- **Work to do**: Set the listing down unchanged, minus every embedded image.

------

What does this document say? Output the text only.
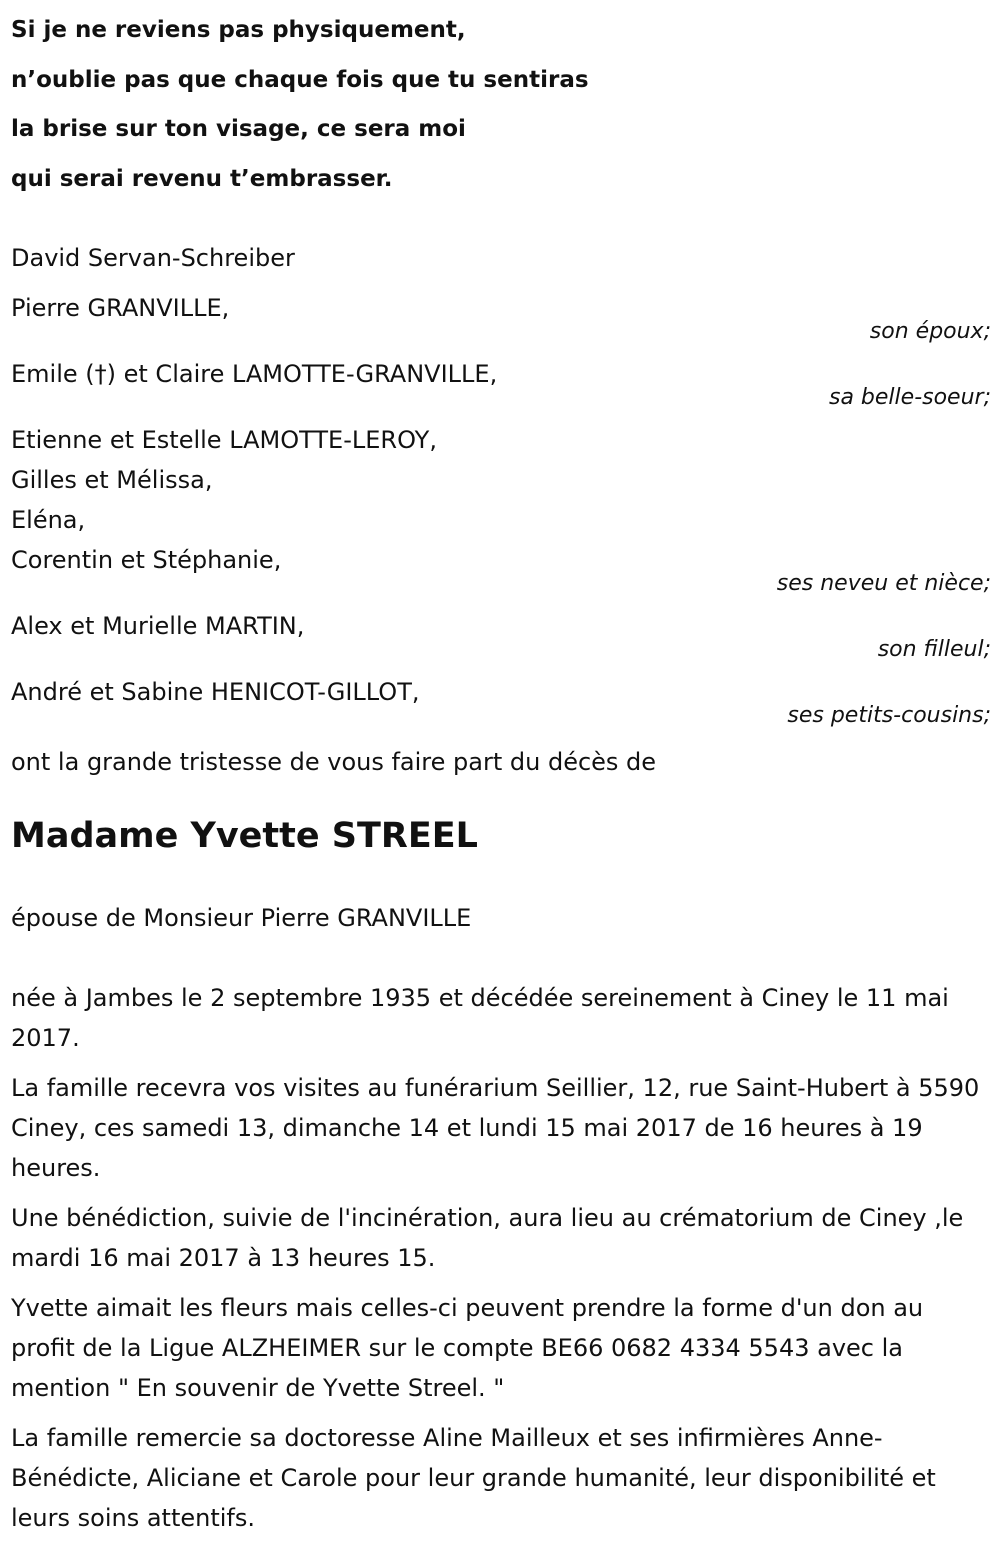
Si je ne reviens pas physiquement,
n’oublie pas que chaque fois que tu sentiras
la brise sur ton visage, ce sera moi
qui serai revenu t’embrasser.
David Servan-Schreiber
Pierre GRANVILLE,
son époux;
Emile (†) et Claire LAMOTTE-GRANVILLE,
sa belle-soeur;
Etienne et Estelle LAMOTTE-LEROY,
Gilles et Mélissa,
Eléna,
Corentin et Stéphanie,
ses neveu et nièce;
Alex et Murielle MARTIN,
son filleul;
André et Sabine HENICOT-GILLOT,
ses petits-cousins;
ont la grande tristesse de vous faire part du décès de
Madame Yvette STREEL
épouse de Monsieur Pierre GRANVILLE

née à Jambes le 2 septembre 1935 et décédée sereinement à Ciney le 11 mai 2017.

La famille recevra vos visites au funérarium Seillier, 12, rue Saint-Hubert à 5590 Ciney, ces samedi 13, dimanche 14 et lundi 15 mai 2017 de 16 heures à 19 heures.

Une bénédiction, suivie de l'incinération, aura lieu au crématorium de Ciney ,le mardi 16 mai 2017 à 13 heures 15.

Yvette aimait les fleurs mais celles-ci peuvent prendre la forme d'un don au profit de la Ligue ALZHEIMER sur le compte BE66 0682 4334 5543 avec la mention " En souvenir de Yvette Streel. "

La famille remercie sa doctoresse Aline Mailleux et ses infirmières Anne-Bénédicte, Aliciane et Carole pour leur grande humanité, leur disponibilité et leurs soins attentifs.
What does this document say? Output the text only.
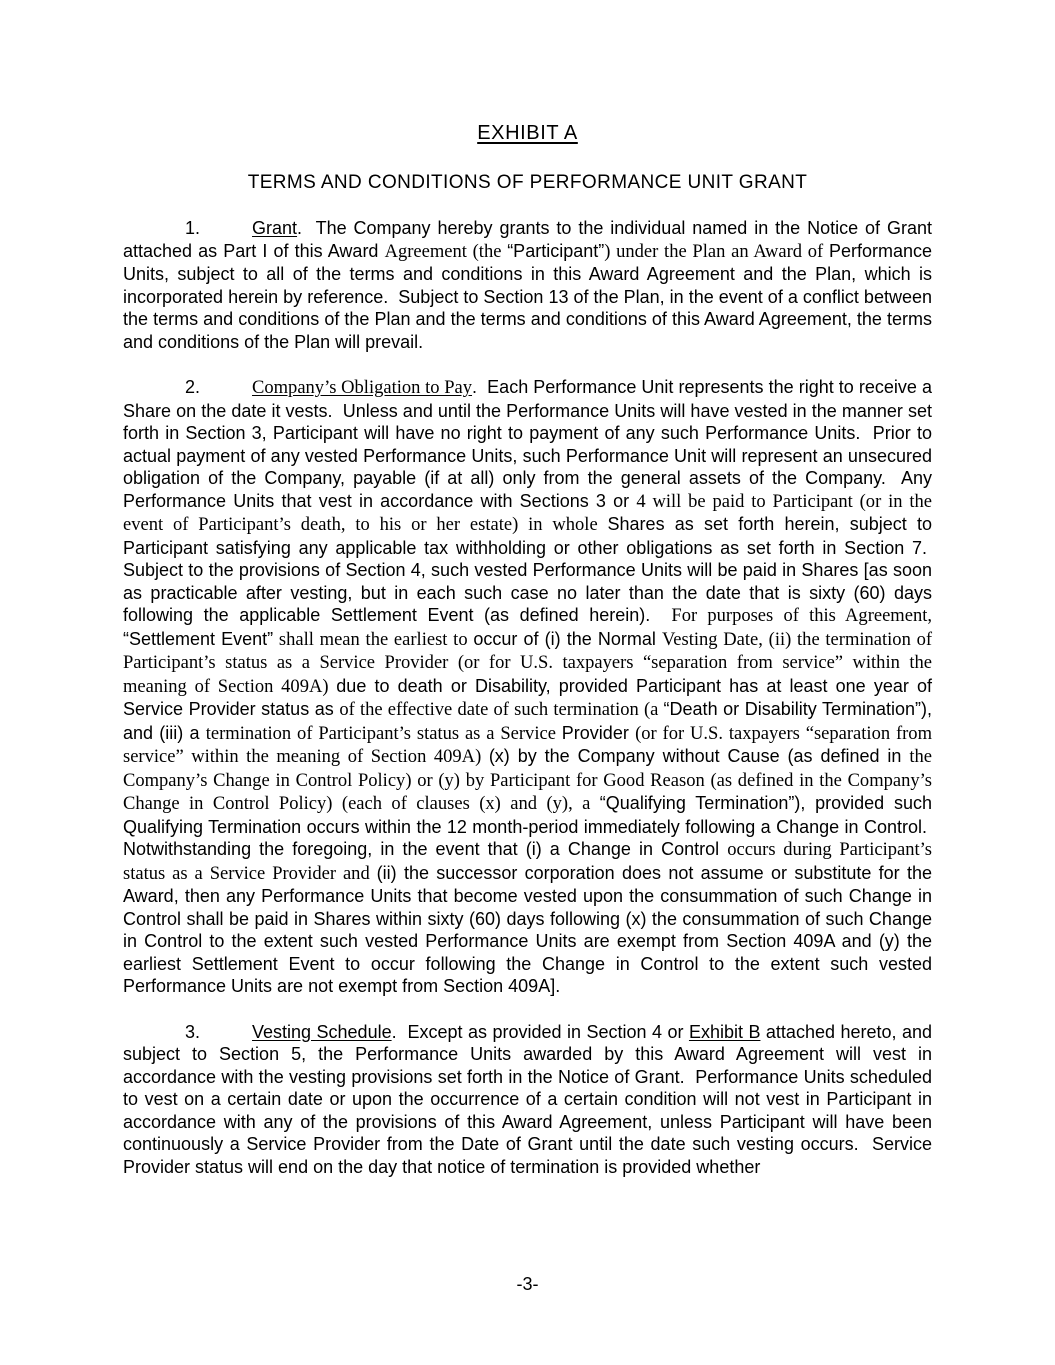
EXHIBIT A
TERMS AND CONDITIONS OF PERFORMANCE UNIT GRANT

1.	Grant.  The Company hereby grants to the individual named in the Notice of Grant attached as Part I of this Award Agreement (the “Participant”) under the Plan an Award of Performance Units, subject to all of the terms and conditions in this Award Agreement and the Plan, which is incorporated herein by reference.  Subject to Section 13 of the Plan, in the event of a conflict between the terms and conditions of the Plan and the terms and conditions of this Award Agreement, the terms and conditions of the Plan will prevail.

2.	Company’s Obligation to Pay.  Each Performance Unit represents the right to receive a Share on the date it vests.  Unless and until the Performance Units will have vested in the manner set forth in Section 3, Participant will have no right to payment of any such Performance Units.  Prior to actual payment of any vested Performance Units, such Performance Unit will represent an unsecured obligation of the Company, payable (if at all) only from the general assets of the Company.  Any Performance Units that vest in accordance with Sections 3 or 4 will be paid to Participant (or in the event of Participant’s death, to his or her estate) in whole Shares as set forth herein, subject to Participant satisfying any applicable tax withholding or other obligations as set forth in Section 7.  Subject to the provisions of Section 4, such vested Performance Units will be paid in Shares [as soon as practicable after vesting, but in each such case no later than the date that is sixty (60) days following the applicable Settlement Event (as defined herein).  For purposes of this Agreement, “Settlement Event” shall mean the earliest to occur of (i) the Normal Vesting Date, (ii) the termination of Participant’s status as a Service Provider (or for U.S. taxpayers “separation from service” within the meaning of Section 409A) due to death or Disability, provided Participant has at least one year of Service Provider status as of the effective date of such termination (a “Death or Disability Termination”), and (iii) a termination of Participant’s status as a Service Provider (or for U.S. taxpayers “separation from service” within the meaning of Section 409A) (x) by the Company without Cause (as defined in the Company’s Change in Control Policy) or (y) by Participant for Good Reason (as defined in the Company’s Change in Control Policy) (each of clauses (x) and (y), a “Qualifying Termination”), provided such Qualifying Termination occurs within the 12 month-period immediately following a Change in Control.  Notwithstanding the foregoing, in the event that (i) a Change in Control occurs during Participant’s status as a Service Provider and (ii) the successor corporation does not assume or substitute for the Award, then any Performance Units that become vested upon the consummation of such Change in Control shall be paid in Shares within sixty (60) days following (x) the consummation of such Change in Control to the extent such vested Performance Units are exempt from Section 409A and (y) the earliest Settlement Event to occur following the Change in Control to the extent such vested Performance Units are not exempt from Section 409A].

3.	Vesting Schedule.  Except as provided in Section 4 or Exhibit B attached hereto, and subject to Section 5, the Performance Units awarded by this Award Agreement will vest in accordance with the vesting provisions set forth in the Notice of Grant.  Performance Units scheduled to vest on a certain date or upon the occurrence of a certain condition will not vest in Participant in accordance with any of the provisions of this Award Agreement, unless Participant will have been continuously a Service Provider from the Date of Grant until the date such vesting occurs.  Service Provider status will end on the day that notice of termination is provided whether

-3-
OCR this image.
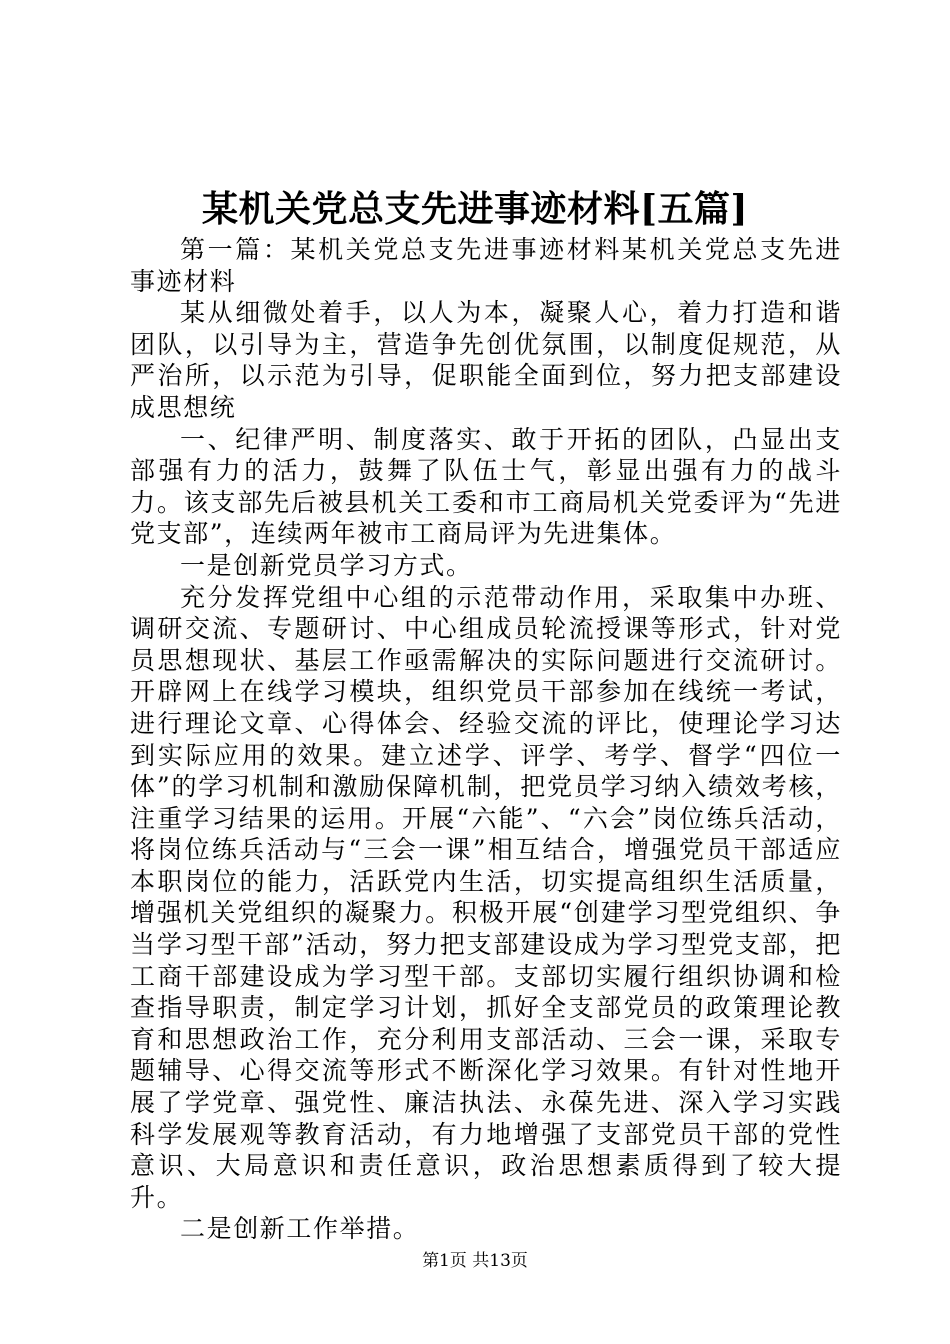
某机关党总支先进事迹材料[五篇]

第一篇：某机关党总支先进事迹材料某机关党总支先进事迹材料

某从细微处着手，以人为本，凝聚人心，着力打造和谐团队，以引导为主，营造争先创优氛围，以制度促规范，从严治所，以示范为引导，促职能全面到位，努力把支部建设成思想统

一、纪律严明、制度落实、敢于开拓的团队，凸显出支部强有力的活力，鼓舞了队伍士气，彰显出强有力的战斗力。该支部先后被县机关工委和市工商局机关党委评为“先进党支部”，连续两年被市工商局评为先进集体。

一是创新党员学习方式。

充分发挥党组中心组的示范带动作用，采取集中办班、调研交流、专题研讨、中心组成员轮流授课等形式，针对党员思想现状、基层工作亟需解决的实际问题进行交流研讨。开辟网上在线学习模块，组织党员干部参加在线统一考试，进行理论文章、心得体会、经验交流的评比，使理论学习达到实际应用的效果。建立述学、评学、考学、督学“四位一体”的学习机制和激励保障机制，把党员学习纳入绩效考核，注重学习结果的运用。开展“六能”、“六会”岗位练兵活动，将岗位练兵活动与“三会一课”相互结合，增强党员干部适应本职岗位的能力，活跃党内生活，切实提高组织生活质量，增强机关党组织的凝聚力。积极开展“创建学习型党组织、争当学习型干部”活动，努力把支部建设成为学习型党支部，把工商干部建设成为学习型干部。支部切实履行组织协调和检查指导职责，制定学习计划，抓好全支部党员的政策理论教育和思想政治工作，充分利用支部活动、三会一课，采取专题辅导、心得交流等形式不断深化学习效果。有针对性地开展了学党章、强党性、廉洁执法、永葆先进、深入学习实践科学发展观等教育活动，有力地增强了支部党员干部的党性意识、大局意识和责任意识，政治思想素质得到了较大提升。

二是创新工作举措。

第1页 共13页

------

- **In response**:
What does this document say? Output the text only.
Si je ne reviens pas physiquement,
n’oublie pas que chaque fois que tu sentiras
la brise sur ton visage, ce sera moi
qui serai revenu t’embrasser.
David Servan-Schreiber
Pierre GRANVILLE,
son époux;
Emile (†) et Claire LAMOTTE-GRANVILLE,
sa belle-soeur;
Etienne et Estelle LAMOTTE-LEROY,
Gilles et Mélissa,
Eléna,
Corentin et Stéphanie,
ses neveu et nièce;
Alex et Murielle MARTIN,
son filleul;
André et Sabine HENICOT-GILLOT,
ses petits-cousins;
ont la grande tristesse de vous faire part du décès de
Madame Yvette STREEL
épouse de Monsieur Pierre GRANVILLE

née à Jambes le 2 septembre 1935 et décédée sereinement à Ciney le 11 mai 2017.

La famille recevra vos visites au funérarium Seillier, 12, rue Saint-Hubert à 5590 Ciney, ces samedi 13, dimanche 14 et lundi 15 mai 2017 de 16 heures à 19 heures.

Une bénédiction, suivie de l'incinération, aura lieu au crématorium de Ciney ,le mardi 16 mai 2017 à 13 heures 15.

Yvette aimait les fleurs mais celles-ci peuvent prendre la forme d'un don au profit de la Ligue ALZHEIMER sur le compte BE66 0682 4334 5543 avec la mention " En souvenir de Yvette Streel. "

La famille remercie sa doctoresse Aline Mailleux et ses infirmières Anne-Bénédicte, Aliciane et Carole pour leur grande humanité, leur disponibilité et leurs soins attentifs.
What does this document say? Output the text only.
EXHIBIT A
TERMS AND CONDITIONS OF PERFORMANCE UNIT GRANT

1.	Grant.  The Company hereby grants to the individual named in the Notice of Grant attached as Part I of this Award Agreement (the “Participant”) under the Plan an Award of Performance Units, subject to all of the terms and conditions in this Award Agreement and the Plan, which is incorporated herein by reference.  Subject to Section 13 of the Plan, in the event of a conflict between the terms and conditions of the Plan and the terms and conditions of this Award Agreement, the terms and conditions of the Plan will prevail.

2.	Company’s Obligation to Pay.  Each Performance Unit represents the right to receive a Share on the date it vests.  Unless and until the Performance Units will have vested in the manner set forth in Section 3, Participant will have no right to payment of any such Performance Units.  Prior to actual payment of any vested Performance Units, such Performance Unit will represent an unsecured obligation of the Company, payable (if at all) only from the general assets of the Company.  Any Performance Units that vest in accordance with Sections 3 or 4 will be paid to Participant (or in the event of Participant’s death, to his or her estate) in whole Shares as set forth herein, subject to Participant satisfying any applicable tax withholding or other obligations as set forth in Section 7.  Subject to the provisions of Section 4, such vested Performance Units will be paid in Shares [as soon as practicable after vesting, but in each such case no later than the date that is sixty (60) days following the applicable Settlement Event (as defined herein).  For purposes of this Agreement, “Settlement Event” shall mean the earliest to occur of (i) the Normal Vesting Date, (ii) the termination of Participant’s status as a Service Provider (or for U.S. taxpayers “separation from service” within the meaning of Section 409A) due to death or Disability, provided Participant has at least one year of Service Provider status as of the effective date of such termination (a “Death or Disability Termination”), and (iii) a termination of Participant’s status as a Service Provider (or for U.S. taxpayers “separation from service” within the meaning of Section 409A) (x) by the Company without Cause (as defined in the Company’s Change in Control Policy) or (y) by Participant for Good Reason (as defined in the Company’s Change in Control Policy) (each of clauses (x) and (y), a “Qualifying Termination”), provided such Qualifying Termination occurs within the 12 month-period immediately following a Change in Control.  Notwithstanding the foregoing, in the event that (i) a Change in Control occurs during Participant’s status as a Service Provider and (ii) the successor corporation does not assume or substitute for the Award, then any Performance Units that become vested upon the consummation of such Change in Control shall be paid in Shares within sixty (60) days following (x) the consummation of such Change in Control to the extent such vested Performance Units are exempt from Section 409A and (y) the earliest Settlement Event to occur following the Change in Control to the extent such vested Performance Units are not exempt from Section 409A].

3.	Vesting Schedule.  Except as provided in Section 4 or Exhibit B attached hereto, and subject to Section 5, the Performance Units awarded by this Award Agreement will vest in accordance with the vesting provisions set forth in the Notice of Grant.  Performance Units scheduled to vest on a certain date or upon the occurrence of a certain condition will not vest in Participant in accordance with any of the provisions of this Award Agreement, unless Participant will have been continuously a Service Provider from the Date of Grant until the date such vesting occurs.  Service Provider status will end on the day that notice of termination is provided whether

-3-
OCR this image.
某机关党总支先进事迹材料[五篇]

第一篇：某机关党总支先进事迹材料某机关党总支先进事迹材料

某从细微处着手，以人为本，凝聚人心，着力打造和谐团队，以引导为主，营造争先创优氛围，以制度促规范，从严治所，以示范为引导，促职能全面到位，努力把支部建设成思想统

一、纪律严明、制度落实、敢于开拓的团队，凸显出支部强有力的活力，鼓舞了队伍士气，彰显出强有力的战斗力。该支部先后被县机关工委和市工商局机关党委评为“先进党支部”，连续两年被市工商局评为先进集体。

一是创新党员学习方式。

充分发挥党组中心组的示范带动作用，采取集中办班、调研交流、专题研讨、中心组成员轮流授课等形式，针对党员思想现状、基层工作亟需解决的实际问题进行交流研讨。开辟网上在线学习模块，组织党员干部参加在线统一考试，进行理论文章、心得体会、经验交流的评比，使理论学习达到实际应用的效果。建立述学、评学、考学、督学“四位一体”的学习机制和激励保障机制，把党员学习纳入绩效考核，注重学习结果的运用。开展“六能”、“六会”岗位练兵活动，将岗位练兵活动与“三会一课”相互结合，增强党员干部适应本职岗位的能力，活跃党内生活，切实提高组织生活质量，增强机关党组织的凝聚力。积极开展“创建学习型党组织、争当学习型干部”活动，努力把支部建设成为学习型党支部，把工商干部建设成为学习型干部。支部切实履行组织协调和检查指导职责，制定学习计划，抓好全支部党员的政策理论教育和思想政治工作，充分利用支部活动、三会一课，采取专题辅导、心得交流等形式不断深化学习效果。有针对性地开展了学党章、强党性、廉洁执法、永葆先进、深入学习实践科学发展观等教育活动，有力地增强了支部党员干部的党性意识、大局意识和责任意识，政治思想素质得到了较大提升。

二是创新工作举措。

第1页 共13页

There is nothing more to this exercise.